* Begin *

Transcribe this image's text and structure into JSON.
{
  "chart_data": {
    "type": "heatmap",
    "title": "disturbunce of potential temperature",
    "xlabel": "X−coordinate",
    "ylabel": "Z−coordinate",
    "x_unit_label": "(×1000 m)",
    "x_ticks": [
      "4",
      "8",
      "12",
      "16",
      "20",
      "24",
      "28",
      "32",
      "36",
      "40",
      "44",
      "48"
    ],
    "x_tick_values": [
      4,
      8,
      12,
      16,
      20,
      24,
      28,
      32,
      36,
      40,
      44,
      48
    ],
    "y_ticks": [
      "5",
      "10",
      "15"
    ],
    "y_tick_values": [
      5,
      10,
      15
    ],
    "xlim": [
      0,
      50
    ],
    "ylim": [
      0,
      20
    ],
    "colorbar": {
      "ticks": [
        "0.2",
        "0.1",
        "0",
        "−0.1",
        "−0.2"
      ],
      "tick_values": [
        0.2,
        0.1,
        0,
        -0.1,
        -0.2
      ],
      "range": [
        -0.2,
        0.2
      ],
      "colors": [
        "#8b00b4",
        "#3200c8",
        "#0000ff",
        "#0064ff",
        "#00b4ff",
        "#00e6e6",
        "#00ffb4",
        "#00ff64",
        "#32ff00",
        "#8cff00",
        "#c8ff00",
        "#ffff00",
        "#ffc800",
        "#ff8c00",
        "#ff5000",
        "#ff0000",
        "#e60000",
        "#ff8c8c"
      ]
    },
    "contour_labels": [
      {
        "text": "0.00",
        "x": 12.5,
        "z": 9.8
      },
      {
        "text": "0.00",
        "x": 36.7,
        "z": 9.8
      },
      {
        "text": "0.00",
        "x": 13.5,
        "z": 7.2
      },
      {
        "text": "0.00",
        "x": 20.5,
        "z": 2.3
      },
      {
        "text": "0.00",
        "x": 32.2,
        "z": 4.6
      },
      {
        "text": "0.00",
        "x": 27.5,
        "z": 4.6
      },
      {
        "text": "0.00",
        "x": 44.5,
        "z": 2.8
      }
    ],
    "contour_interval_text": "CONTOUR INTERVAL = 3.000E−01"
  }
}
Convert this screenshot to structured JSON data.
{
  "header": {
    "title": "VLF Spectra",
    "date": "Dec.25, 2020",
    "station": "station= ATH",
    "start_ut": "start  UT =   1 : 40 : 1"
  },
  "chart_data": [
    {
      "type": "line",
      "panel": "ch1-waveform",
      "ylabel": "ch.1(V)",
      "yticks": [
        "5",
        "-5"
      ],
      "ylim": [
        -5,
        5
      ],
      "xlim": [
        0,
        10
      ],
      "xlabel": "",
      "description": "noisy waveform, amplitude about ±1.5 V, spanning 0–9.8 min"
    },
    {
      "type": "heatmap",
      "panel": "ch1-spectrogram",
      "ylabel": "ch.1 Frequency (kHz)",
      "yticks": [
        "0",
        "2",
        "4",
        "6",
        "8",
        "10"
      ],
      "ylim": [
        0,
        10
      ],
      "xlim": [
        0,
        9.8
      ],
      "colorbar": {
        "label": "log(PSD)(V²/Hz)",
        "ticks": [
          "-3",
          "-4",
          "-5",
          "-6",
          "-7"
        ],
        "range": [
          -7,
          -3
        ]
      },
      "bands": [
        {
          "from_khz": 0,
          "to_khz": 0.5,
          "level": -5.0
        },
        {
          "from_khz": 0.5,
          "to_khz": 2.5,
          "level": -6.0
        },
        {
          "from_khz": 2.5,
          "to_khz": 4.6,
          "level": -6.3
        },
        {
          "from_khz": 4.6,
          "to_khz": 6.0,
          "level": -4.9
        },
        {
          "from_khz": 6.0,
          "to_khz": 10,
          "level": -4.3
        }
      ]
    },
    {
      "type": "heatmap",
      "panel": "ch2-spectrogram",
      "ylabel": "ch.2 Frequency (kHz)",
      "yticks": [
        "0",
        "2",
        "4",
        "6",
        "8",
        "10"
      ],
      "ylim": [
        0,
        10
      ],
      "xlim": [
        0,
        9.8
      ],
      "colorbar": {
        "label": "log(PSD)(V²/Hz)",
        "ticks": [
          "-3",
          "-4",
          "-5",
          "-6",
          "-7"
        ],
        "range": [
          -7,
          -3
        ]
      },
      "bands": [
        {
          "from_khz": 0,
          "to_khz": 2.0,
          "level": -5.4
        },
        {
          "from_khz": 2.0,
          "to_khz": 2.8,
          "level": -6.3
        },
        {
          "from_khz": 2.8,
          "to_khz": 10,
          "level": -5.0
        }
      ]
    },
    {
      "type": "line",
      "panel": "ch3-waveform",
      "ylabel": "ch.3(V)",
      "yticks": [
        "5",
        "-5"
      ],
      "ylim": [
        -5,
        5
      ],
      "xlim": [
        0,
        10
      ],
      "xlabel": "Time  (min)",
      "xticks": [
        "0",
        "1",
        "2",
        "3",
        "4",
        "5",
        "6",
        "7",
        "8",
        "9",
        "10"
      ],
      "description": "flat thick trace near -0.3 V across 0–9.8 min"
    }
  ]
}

* End *

**What is asked**
Exactly as they are written, print the entries again.

**The output**
Transcribe this image's text and structure into JSON.
{
  "chart_data": {
    "type": "heatmap",
    "title": "disturbunce of potential temperature",
    "xlabel": "X−coordinate",
    "ylabel": "Z−coordinate",
    "x_unit_label": "(×1000 m)",
    "x_ticks": [
      "4",
      "8",
      "12",
      "16",
      "20",
      "24",
      "28",
      "32",
      "36",
      "40",
      "44",
      "48"
    ],
    "x_tick_values": [
      4,
      8,
      12,
      16,
      20,
      24,
      28,
      32,
      36,
      40,
      44,
      48
    ],
    "y_ticks": [
      "5",
      "10",
      "15"
    ],
    "y_tick_values": [
      5,
      10,
      15
    ],
    "xlim": [
      0,
      50
    ],
    "ylim": [
      0,
      20
    ],
    "colorbar": {
      "ticks": [
        "0.2",
        "0.1",
        "0",
        "−0.1",
        "−0.2"
      ],
      "tick_values": [
        0.2,
        0.1,
        0,
        -0.1,
        -0.2
      ],
      "range": [
        -0.2,
        0.2
      ],
      "colors": [
        "#8b00b4",
        "#3200c8",
        "#0000ff",
        "#0064ff",
        "#00b4ff",
        "#00e6e6",
        "#00ffb4",
        "#00ff64",
        "#32ff00",
        "#8cff00",
        "#c8ff00",
        "#ffff00",
        "#ffc800",
        "#ff8c00",
        "#ff5000",
        "#ff0000",
        "#e60000",
        "#ff8c8c"
      ]
    },
    "contour_labels": [
      {
        "text": "0.00",
        "x": 12.5,
        "z": 9.8
      },
      {
        "text": "0.00",
        "x": 36.7,
        "z": 9.8
      },
      {
        "text": "0.00",
        "x": 13.5,
        "z": 7.2
      },
      {
        "text": "0.00",
        "x": 20.5,
        "z": 2.3
      },
      {
        "text": "0.00",
        "x": 32.2,
        "z": 4.6
      },
      {
        "text": "0.00",
        "x": 27.5,
        "z": 4.6
      },
      {
        "text": "0.00",
        "x": 44.5,
        "z": 2.8
      }
    ],
    "contour_interval_text": "CONTOUR INTERVAL = 3.000E−01"
  }
}
Convert this screenshot to structured JSON data.
{
  "header": {
    "title": "VLF Spectra",
    "date": "Dec.25, 2020",
    "station": "station= ATH",
    "start_ut": "start  UT =   1 : 40 : 1"
  },
  "chart_data": [
    {
      "type": "line",
      "panel": "ch1-waveform",
      "ylabel": "ch.1(V)",
      "yticks": [
        "5",
        "-5"
      ],
      "ylim": [
        -5,
        5
      ],
      "xlim": [
        0,
        10
      ],
      "xlabel": "",
      "description": "noisy waveform, amplitude about ±1.5 V, spanning 0–9.8 min"
    },
    {
      "type": "heatmap",
      "panel": "ch1-spectrogram",
      "ylabel": "ch.1 Frequency (kHz)",
      "yticks": [
        "0",
        "2",
        "4",
        "6",
        "8",
        "10"
      ],
      "ylim": [
        0,
        10
      ],
      "xlim": [
        0,
        9.8
      ],
      "colorbar": {
        "label": "log(PSD)(V²/Hz)",
        "ticks": [
          "-3",
          "-4",
          "-5",
          "-6",
          "-7"
        ],
        "range": [
          -7,
          -3
        ]
      },
      "bands": [
        {
          "from_khz": 0,
          "to_khz": 0.5,
          "level": -5.0
        },
        {
          "from_khz": 0.5,
          "to_khz": 2.5,
          "level": -6.0
        },
        {
          "from_khz": 2.5,
          "to_khz": 4.6,
          "level": -6.3
        },
        {
          "from_khz": 4.6,
          "to_khz": 6.0,
          "level": -4.9
        },
        {
          "from_khz": 6.0,
          "to_khz": 10,
          "level": -4.3
        }
      ]
    },
    {
      "type": "heatmap",
      "panel": "ch2-spectrogram",
      "ylabel": "ch.2 Frequency (kHz)",
      "yticks": [
        "0",
        "2",
        "4",
        "6",
        "8",
        "10"
      ],
      "ylim": [
        0,
        10
      ],
      "xlim": [
        0,
        9.8
      ],
      "colorbar": {
        "label": "log(PSD)(V²/Hz)",
        "ticks": [
          "-3",
          "-4",
          "-5",
          "-6",
          "-7"
        ],
        "range": [
          -7,
          -3
        ]
      },
      "bands": [
        {
          "from_khz": 0,
          "to_khz": 2.0,
          "level": -5.4
        },
        {
          "from_khz": 2.0,
          "to_khz": 2.8,
          "level": -6.3
        },
        {
          "from_khz": 2.8,
          "to_khz": 10,
          "level": -5.0
        }
      ]
    },
    {
      "type": "line",
      "panel": "ch3-waveform",
      "ylabel": "ch.3(V)",
      "yticks": [
        "5",
        "-5"
      ],
      "ylim": [
        -5,
        5
      ],
      "xlim": [
        0,
        10
      ],
      "xlabel": "Time  (min)",
      "xticks": [
        "0",
        "1",
        "2",
        "3",
        "4",
        "5",
        "6",
        "7",
        "8",
        "9",
        "10"
      ],
      "description": "flat thick trace near -0.3 V across 0–9.8 min"
    }
  ]
}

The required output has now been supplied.